● **Task goal**:
Copy every line of the following data that includes the string "Biotechnology".

● **Data supplied**:
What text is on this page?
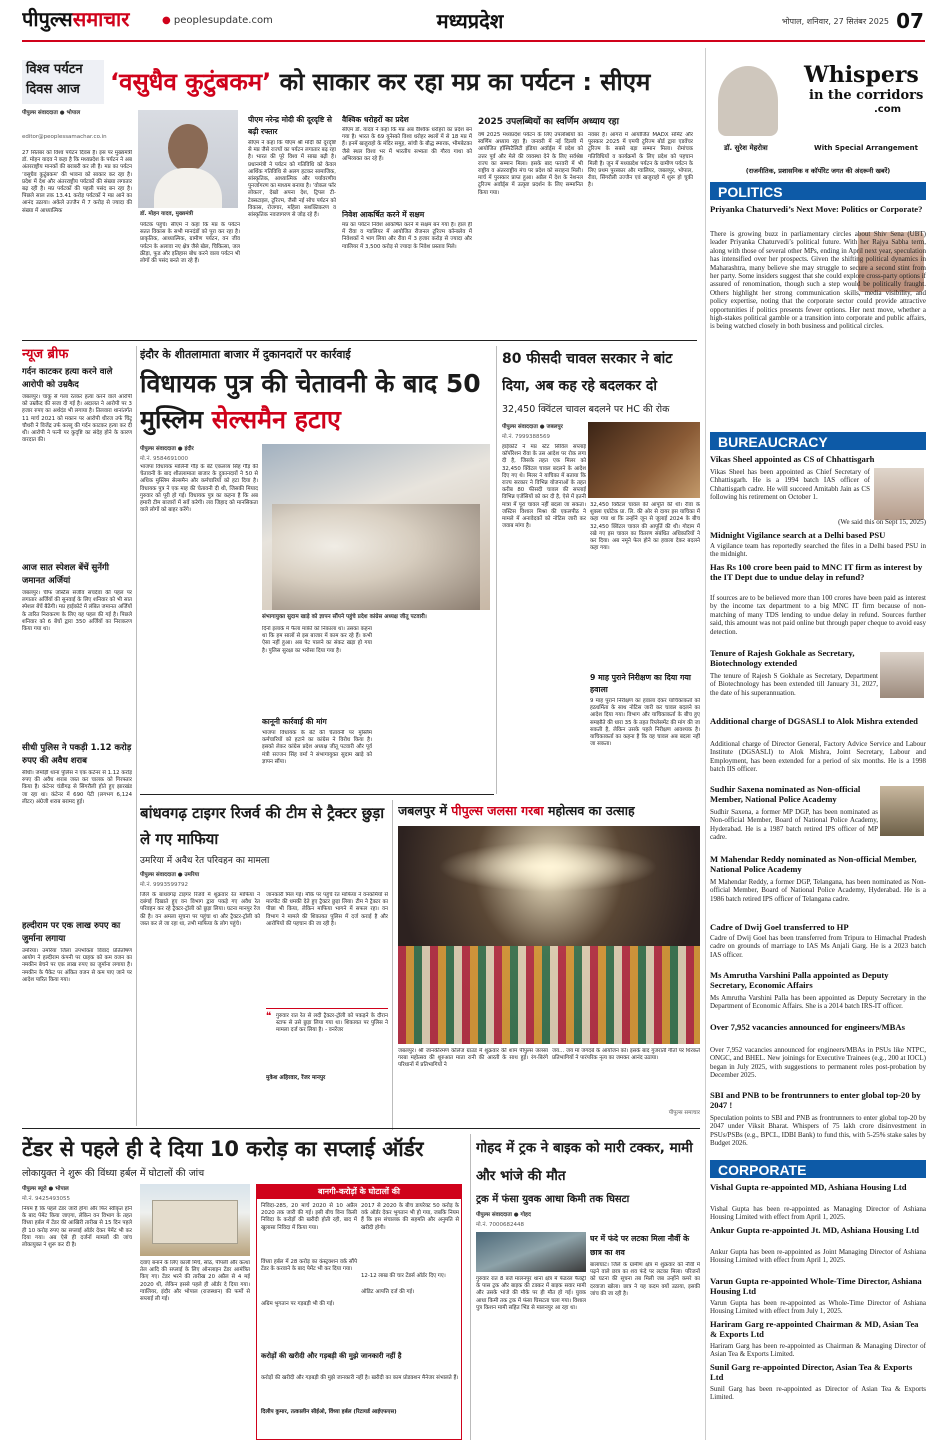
पीपुल्ससमाचार	● peoplesupdate.com	मध्यप्रदेश	भोपाल, शनिवार, 27 सितंबर 2025 07
विश्व पर्यटन
दिवस आज	‘वसुधैव कुटुंबकम’ को साकार कर रहा मप्र का पर्यटन : सीएम
पीपुल्स संवाददाता ● भोपाल
editor@peoplessamachar.co.in
डॉ. मोहन यादव, मुख्यमंत्री
27 सितंबर को विश्व पर्यटन दिवस है। इस पर मुख्यमंत्री डॉ. मोहन यादव ने कहा है कि मध्यप्रदेश के पर्यटन ने अब अंतरराष्ट्रीय मानकों की बराबरी कर ली है। मप्र का पर्यटन ‘वसुधैव कुटुंबकम’ की भावना को साकार कर रहा है। प्रदेश में देश और अंतरराष्ट्रीय पर्यटकों की संख्या लगातार बढ़ रही है। मप्र पर्यटकों की पहली पसंद बन रहा है। पिछले साल तक 13.41 करोड़ पर्यटकों ने मप्र आने का आनंद उठाया। अकेले उज्जैन में 7 करोड़ से ज्यादा की संख्या में आध्यात्मिक
पर्यटक पहुंचे। सीएम ने कहा कि मप्र के पर्यटन सतत विकास के सभी मानदंडों को पूरा कर रहा है। प्राकृतिक, आध्यात्मिक, ग्रामीण पर्यटन, वन जीव पर्यटन के अलावा नए क्षेत्र जैसे खेल, चिकित्सा, जल क्रीड़ा, फूड और इतिहास बोध करने वाला पर्यटन भी लोगों की पसंद बनते जा रहे हैं।
पीएम नरेन्द्र मोदी की दूरदृष्टि से बढ़ी रफ्तार
सीएम ने कहा कि पीएम श्री मोदी की दूरदृष्टि से मप्र जैसे राज्यों का पर्यटन लगातार बढ़ रहा है। भारत की पूरे विश्व में साख बढ़ी है। प्रधानमंत्री ने पर्यटन को गतिविधि को केवल आर्थिक गतिविधि से अलग हटकर सामाजिक, सांस्कृतिक, आध्यात्मिक और पर्यावरणीय पुनर्जागरण का माध्यम बनाया है। ‘वोकल फॉर लोकल’, देखो अपना देश, ट्रिपल टी-टेक्सटाइल, टूरिज्म, जैसी नई सोच पर्यटन को विकास, रोजगार, महिला सशक्तिकरण व सांस्कृतिक नवजागरण से जोड़ रहे हैं।
वैश्विक धरोहरों का प्रदेश
सीएम डॉ. यादव ने कहा कि मप्र अब वैश्विक धरोहरों का प्रदेश बन गया है। भारत के 69 यूनेस्को विश्व धरोहर स्थलों में से 18 मप्र में हैं। इनमें खजुराहो के मंदिर समूह, सांची के बौद्ध स्मारक, भीमबेटका जैसे स्थल विश्व भर में भारतीय सभ्यता की गौरव गाथा को अभिव्यक्त कर रहे हैं।
निवेश आकर्षित करने में सक्षम
मप्र का पर्यटन निवेश आकर्षित करने में सक्षम बन गया है। हाल ही में रीवा व ग्वालियर में आयोजित रीजनल टूरिज्म कॉन्क्लेव में निवेशकों ने भाग लिया और रीवा में 3 हजार करोड़ से ज्यादा और ग्वालियर में 3,500 करोड़ से ज्यादा के निवेश प्रस्ताव मिले।
2025 उपलब्धियों का स्वर्णिम अध्याय रहा
वर्ष 2025 मध्यप्रदेश पर्यटन के लिए उपलब्धियों का स्वर्णिम अध्याय रहा है। जनवरी में नई दिल्ली में आयोजित हॉस्पिटैलिटी इंडिया अवॉर्ड्स में प्रदेश को उत्तर पूर्व और मेले की व्यवस्था देने के लिए सर्वश्रेष्ठ राज्य का सम्मान मिला। इसके बाद फरवरी में भी राष्ट्रीय व अंतरराष्ट्रीय मंच पर प्रदेश को सराहना मिली। मार्च में पुरस्कार प्राप्त हुआ। अप्रैल में देश के नेशनल टूरिज्म अवॉर्ड्स में उत्कृष्ट प्रदर्शन के लिए सम्मानित किया गया।
नवंबर है। आगरा में आयोजित MADX समिट और पुरस्कार 2025 में एमपी टूरिज्म बोर्ड द्वारा एडवेंचर टूरिज्म के सबसे बड़ा सम्मान मिला। रोमांचक गतिविधियों व कार्यक्रमों के लिए प्रदेश को पहचान मिली है। जून में मध्यप्रदेश पर्यटन के ग्रामीण पर्यटन के लिए प्रथम पुरस्कार और ग्वालियर, जबलपुर, भोपाल, रीवा, सिंगरौली उज्जैन एवं खजुराहो में शुरू हो चुकी है।
Whispers
in the corridors
.com
डॉ. सुरेश मेहरोत्रा	With Special Arrangement
(राजनीतिक, प्रशासनिक व कॉर्पोरेट जगत की अंदरूनी खबरें)
POLITICS
Priyanka Chaturvedi’s Next Move: Politics or Corporate?
There is growing buzz in parliamentary circles about Shiv Sena (UBT) leader Priyanka Chaturvedi’s political future. With her Rajya Sabha term, along with those of several other MPs, ending in April next year, speculation has intensified over her prospects. Given the shifting political dynamics in Maharashtra, many believe she may struggle to secure a second stint from her party. Some insiders suggest that she could explore cross-party options if assured of renomination, though such a step would be politically fraught. Others highlight her strong communication skills, media visibility, and policy expertise, noting that the corporate sector could provide attractive opportunities if politics presents fewer options. Her next move, whether a high-stakes political gamble or a transition into corporate and public affairs, is being watched closely in both business and political circles.
BUREAUCRACY
Vikas Sheel appointed as CS of Chhattisgarh
Vikas Sheel has been appointed as Chief Secretary of Chhattisgarh. He is a 1994 batch IAS officer of Chhattisgarh cadre. He will succeed Amitabh Jain as CS following his retirement on October 1.
(We said this on Sept 15, 2025)
Midnight Vigilance search at a Delhi based PSU
A vigilance team has reportedly searched the files in a Delhi based PSU in the midnight.
Has Rs 100 crore been paid to MNC IT firm as interest by the IT Dept due to undue delay in refund?
If sources are to be believed more than 100 crores have been paid as interest by the income tax department to a big MNC IT firm because of non-matching of many TDS lending to undue delay in refund. Sources further said, this amount was not paid online but through paper cheque to avoid easy detection.
Tenure of Rajesh Gokhale as Secretary, Biotechnology extended
The tenure of Rajesh S Gokhale as Secretary, Department of Biotechnology has been extended till January 31, 2027, the date of his superannuation.
Additional charge of DGSASLI to Alok Mishra extended
Additional charge of Director General, Factory Advice Service and Labour Institute (DGSASLI) to Alok Mishra, Joint Secretary, Labour and Employment, has been extended for a period of six months. He is a 1998 batch IIS officer.
Sudhir Saxena nominated as Non-official Member, National Police Academy
Sudhir Saxena, a former MP DGP, has been nominated as Non-official Member, Board of National Police Academy, Hyderabad. He is a 1987 batch retired IPS officer of MP cadre.
M Mahendar Reddy nominated as Non-official Member, National Police Academy
M Mahendar Reddy, a former DGP, Telangana, has been nominated as Non-official Member, Board of National Police Academy, Hyderabad. He is a 1986 batch retired IPS officer of Telangana cadre.
Cadre of Dwij Goel transferred to HP
Cadre of Dwij Goel has been transferred from Tripura to Himachal Pradesh cadre on grounds of marriage to IAS Ms Anjali Garg. He is a 2023 batch IAS officer.
Ms Amrutha Varshini Palla appointed as Deputy Secretary, Economic Affairs
Ms Amrutha Varshini Palla has been appointed as Deputy Secretary in the Department of Economic Affairs. She is a 2014 batch IRS-IT officer.
Over 7,952 vacancies announced for engineers/MBAs
Over 7,952 vacancies announced for engineers/MBAs in PSUs like NTPC, ONGC, and BHEL. New joinings for Executive Trainees (e.g., 200 at IOCL) began in July 2025, with suggestions to permanent roles post-probation by December 2025.
SBI and PNB to be frontrunners to enter global top-20 by 2047 !
Speculation points to SBI and PNB as frontrunners to enter global top-20 by 2047 under Viksit Bharat. Whispers of 75 lakh crore disinvestment in PSUs/PSBs (e.g., BPCL, IDBI Bank) to fund this, with 5-25% stake sales by Budget 2026.
CORPORATE
Vishal Gupta re-appointed MD, Ashiana Housing Ltd
Vishal Gupta has been re-appointed as Managing Director of Ashiana Housing Limited with effect from April 1, 2025.
Ankur Gupta re-appointed Jt. MD, Ashiana Housing Ltd
Ankur Gupta has been re-appointed as Joint Managing Director of Ashiana Housing Limited with effect from April 1, 2025.
Varun Gupta re-appointed Whole-Time Director, Ashiana Housing Ltd
Varun Gupta has been re-appointed as Whole-Time Director of Ashiana Housing Limited with effect from July 1, 2025.
Hariram Garg re-appointed Chairman & MD, Asian Tea & Exports Ltd
Hariram Garg has been re-appointed as Chairman & Managing Director of Asian Tea & Exports Limited.
Sunil Garg re-appointed Director, Asian Tea & Exports Ltd
Sunil Garg has been re-appointed as Director of Asian Tea & Exports Limited.
न्यूज ब्रीफ
गर्दन काटकर हत्या करने वाले आरोपी को उम्रकैद
जबलपुर। चाकू से गला रेतकर हत्या करने वाले आरोपी को उम्रकैद की सजा दी गई है। अदालत ने आरोपी पर 3 हजार रुपए का अर्थदंड भी लगाया है। तिलवारा थानांतर्गत 11 मार्च 2021 को मकान पर आरोपी धीरज उर्फ चिंटू चौधरी ने विजेंद्र उर्फ कल्लू की गर्दन काटकर हत्या कर दी थी। आरोपी ने पत्नी पर कुदृष्टि का संदेह होने के कारण वारदात की।
आज सात स्पेशल बेंचें सुनेंगी जमानत अर्जियां
जबलपुर। चीफ जस्टिस संजीव सचदेवा की पहल पर लगातार अर्जियों की सुनवाई के लिए शनिवार को भी सात स्पेशल बेंचें बैठेंगी। मप्र हाईकोर्ट में लंबित जमानत अर्जियों के त्वरित निराकरण के लिए यह पहल की गई है। पिछले शनिवार को 6 बेंचों द्वारा 350 अर्जियों का निराकरण किया गया था।
सीधी पुलिस ने पकड़ी 1.12 करोड़ रुपए की अवैध शराब
सीधी। जमोड़ी थाना पुलिस ने एक कंटेनर से 1.12 करोड़ रुपए की अवैध शराब जब्त कर चालक को गिरफ्तार किया है। कंटेनर चंडीगढ़ से सिंगरौली होते हुए झारखंड जा रहा था। कंटेनर में 690 पेटी (लगभग 6,124 लीटर) अंग्रेजी शराब बरामद हुई।
हल्दीराम पर एक लाख रुपए का जुर्माना लगाया
उमरिया। उमरिया जिला उपभोक्ता विवाद प्रतितोषण आयोग ने हल्दीराम कंपनी पर ग्राहक को कम वजन का नमकीन बेचने पर एक लाख रुपए का जुर्माना लगाया है। नमकीन के पैकेट पर अंकित वजन से कम पाए जाने पर आदेश पारित किया गया।
इंदौर के शीतलामाता बाजार में दुकानदारों पर कार्रवाई
विधायक पुत्र की चेतावनी के बाद 50 मुस्लिम सेल्समैन हटाए
पीपुल्स संवाददाता ● इंदौर
मो.नं. 9584691000
भाजपा विधायक मालिनी गौड़ के बेटे एकलव्य सिंह गौड़ की चेतावनी के बाद शीतलामाता बाजार के दुकानदारों ने 50 से अधिक मुस्लिम सेल्समैन और कर्मचारियों को हटा दिया है। विधायक पुत्र ने एक माह की चेतावनी दी थी, जिसकी मियाद गुरुवार को पूरी हो गई। विधायक पुत्र का कहना है कि अब हमारी टीम बाजारों में सर्वे करेगी। लव जिहाद को मानसिकता वाले लोगों को बाहर करेंगे।
संभागायुक्त सुदाम खाड़े को ज्ञापन सौंपने पहुंचे प्रदेश कांग्रेस अध्यक्ष जीतू पटवारी।
दिनों इलाके में फैला माफ़ी को निकाला था। उसका कहना था कि हम सालों से इस बाजार में काम कर रहे हैं। कभी ऐसा नहीं हुआ। अब पेट पालने का संकट खड़ा हो गया है। पुलिस सुरक्षा का भरोसा दिया गया है।
कानूनी कार्रवाई की मांग
भाजपा विधायक के बेटे की चेतावनी पर मुस्लिम कर्मचारियों को हटाने का कांग्रेस ने विरोध किया है। इसको लेकर कांग्रेस प्रदेश अध्यक्ष जीतू पटवारी और पूर्व मंत्री सज्जन सिंह वर्मा ने संभागायुक्त सुदाम खाड़े को ज्ञापन सौंपा।
80 फीसदी चावल सरकार ने बांट दिया, अब कह रहे बदलकर दो
32,450 क्विंटल चावल बदलने पर HC की रोक
पीपुल्स संवाददाता ● जबलपुर
मो.नं. 7999388569
हाईकोर्ट ने मप्र स्टेट सिविल सप्लाई कॉर्पोरेशन रीवा के उस आदेश पर रोक लगा दी है, जिसके तहत एक मिलर को 32,450 क्विंटल चावल बदलने के आदेश दिए गए थे। मिलर ने याचिका में बताया कि राज्य सरकार ने विभिन्न योजनाओं के तहत करीब 80 फीसदी चावल की सप्लाई विभिन्न एजेंसियों को कर दी है, ऐसे में इतनी मात्रा में पूरा चावल नहीं बदला जा सकता। जस्टिस विशाल मिश्रा की एकलपीठ ने मामले में अनावेदकों को नोटिस जारी कर जवाब मांगा है।
32,450 क्विंटल चावल की आपूर्ति की थी। रीवा के शुक्ला एग्रोटेक प्रा. लि. की ओर से दायर इस याचिका में कहा गया था कि उन्होंने जून से जुलाई 2024 के बीच 32,450 क्विंटल चावल की आपूर्ति की थी। गोदाम में रखे गए इस चावल का वितरण संबंधित अधिकारियों ने कर दिया। अब नमूने फेल होने का हवाला देकर बदलने कहा गया।
9 माह पुराने निरीक्षण का दिया गया हवाला
9 माह पुराने निरीक्षण का हवाला देकर याचिकाकर्ता को हठधर्मिता के साथ नोटिस जारी कर चावल बदलने का आदेश दिया गया। विभाग और याचिकाकर्ता के बीच हुए समझौते की धारा 35 के तहत रिप्लेसमेंट की मांग की जा सकती है, लेकिन उसके पहले निरीक्षण आवश्यक है। याचिकाकर्ता का कहना है कि वह चावल अब बदला नहीं जा सकता।
बांधवगढ़ टाइगर रिजर्व की टीम से ट्रैक्टर छुड़ा ले गए माफिया
उमरिया में अवैध रेत परिवहन का मामला
पीपुल्स संवाददाता ● उमरिया
मो.नं. 9993599792
जिले के बांधवगढ़ टाइगर रिजर्व में शुक्रवार रेत माफिया ने दबंगई दिखाते हुए वन विभाग द्वारा पकड़े गए अवैध रेत परिवहन कर रहे ट्रैक्टर-ट्रॉली को छुड़ा लिया। घटना मानपुर रेंज की है। वन अमला सूचना पर पहुंचा था और ट्रैक्टर-ट्रॉली को जब्त कर ले जा रहा था, तभी माफिया के लोग पहुंचे।
जानकारी मिल गई। मौके पर पहुंचे रेत माफिया ने वनकर्मियों से मारपीट की धमकी देते हुए ट्रैक्टर छुड़ा लिया। टीम ने ट्रैक्टर का पीछा भी किया, लेकिन माफिया भागने में सफल रहा। वन विभाग ने मामले की शिकायत पुलिस में दर्ज कराई है और आरोपियों की पहचान की जा रही है।
❝ गुरुवार रात रेत से लदी ट्रैक्टर-ट्रॉली को पकड़ने के दौरान स्टाफ से उसे छुड़ा लिया गया था। शिकायत पर पुलिस ने मामला दर्ज कर लिया है। - वनरेंजर
मुकेश अहिरवार, रेंजर मानपुर
जबलपुर में पीपुल्स जलसा गरबा महोत्सव का उत्साह
जबलपुर। श्री जानकीरमण कॉलेज ग्राउंड में शुक्रवार की शाम पीपुल्स जलसा गरबा महोत्सव की शुरुआत माता रानी की आरती के साथ हुई। रंग-बिरंगे परिधानों में प्रतिभागियों ने
जय... जय मां जगदंबे के आयोजन को। इसके बाद गुजराती गीतों पर थिरकते प्रतिभागियों ने पारंपरिक नृत्य का जमकर आनंद उठाया।
पीपुल्स समाचार
टेंडर से पहले ही दे दिया 10 करोड़ का सप्लाई ऑर्डर
लोकायुक्त ने शुरू की विंध्या हर्बल में घोटालों की जांच
पीपुल्स ब्यूरो ● भोपाल
मो.नं. 9425493055
नियम है कि पहले टेंडर जारी होगा और फिर स्वीकृत होने के बाद पेमेंट किया जाएगा, लेकिन वन विभाग के तहत विंध्या हर्बल में टेंडर की आखिरी तारीख से 15 दिन पहले ही 10 करोड़ रुपए का सप्लाई ऑर्डर देकर पेमेंट भी कर दिया गया। अब ऐसे ही दर्जनों मामलों की जांच लोकायुक्त ने शुरू कर दी है।
दवाएं बनाने के लिए काली मिर्च, सोंठ, पीपली और कत्था तेल आदि की सप्लाई के लिए ऑनलाइन टेंडर आमंत्रित किए गए। टेंडर भरने की तारीख 20 अप्रैल से 4 मई 2020 थी, लेकिन इससे पहले ही ऑर्डर दे दिया गया। ग्वालियर, इंदौर और भोपाल (राजस्थान) की फर्मों से सप्लाई ली गई।
बानगी-करोड़ों के घोटालों की
निविदा-285, 20 मार्च 2020 से 10 अप्रैल 2020 तक जारी की गई। इसी बीच विना किसी निविदा के करोड़ों की खरीदी होती रही, बाद में खुलासा निविदा में किया गया।
विंध्या हर्बल में 28 करोड़ का कंस्ट्रक्शन वर्क सौंपे टेंडर के करवाने के बाद पेमेंट भी कर दिया गया।
अग्रिम भुगतान पर गड़बड़ी भी की गई।
2017 से 2020 के बीच डायरेक्ट 50 करोड़ के वर्क ऑर्डर देकर भुगतान भी हो गया, जबकि नियम हैं कि इस संचालक की सहमति और अनुमति से खरीदी होगी।
12-12 लाख की चार टेंडर्स ऑर्डर दिए गए।
ऑडिट आपत्ति दर्ज की गई।
करोड़ों की खरीदी और गड़बड़ी की मुझे जानकारी नहीं है
करोड़ों की खरीदी और गड़बड़ी की मुझे जानकारी नहीं है। खरीदी का काम प्रोडक्शन मैनेजर संभालते हैं।
दिलीप कुमार, तत्कालीन सीईओ, विंध्या हर्बल (रिटायर्ड आईएफएस)
गोहद में ट्रक ने बाइक को मारी टक्कर, मामी और भांजे की मौत
ट्रक में फंसा युवक आधा किमी तक घिसटा
पीपुल्स संवाददाता ● गोहद
मो.नं. 7000682448
गुरुवार रात 8 बजे मालनपुर थाना क्षेत्र में फेडरल फैक्ट्री के पास ट्रक और बाइक की टक्कर में बाइक सवार मामी और उसके भांजे की मौके पर ही मौत हो गई। युवक आधा किमी तक ट्रक में फंसा घिसटता चला गया। विशाल पुत्र किशन मामी सहित भिंड से मालनपुर आ रहा था।
घर में फंदे पर लटका मिला नौवीं के छात्र का शव
बालाघाट। जिले के ग्रामीण क्षेत्र में शुक्रवार को नौवीं में पढ़ने वाले छात्र का शव फंदे पर लटका मिला। परिजनों को घटना की सूचना तब मिली जब उन्होंने कमरे का दरवाजा खोला। छात्र ने यह कदम क्यों उठाया, इसकी जांच की जा रही है।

● **Exercise solution**:
Tenure of Rajesh Gokhale as Secretary, Biotechnology extended
The tenure of Rajesh S Gokhale as Secretary, Department of Biotechnology has been extended till January 31, 2027, the date of his superannuation.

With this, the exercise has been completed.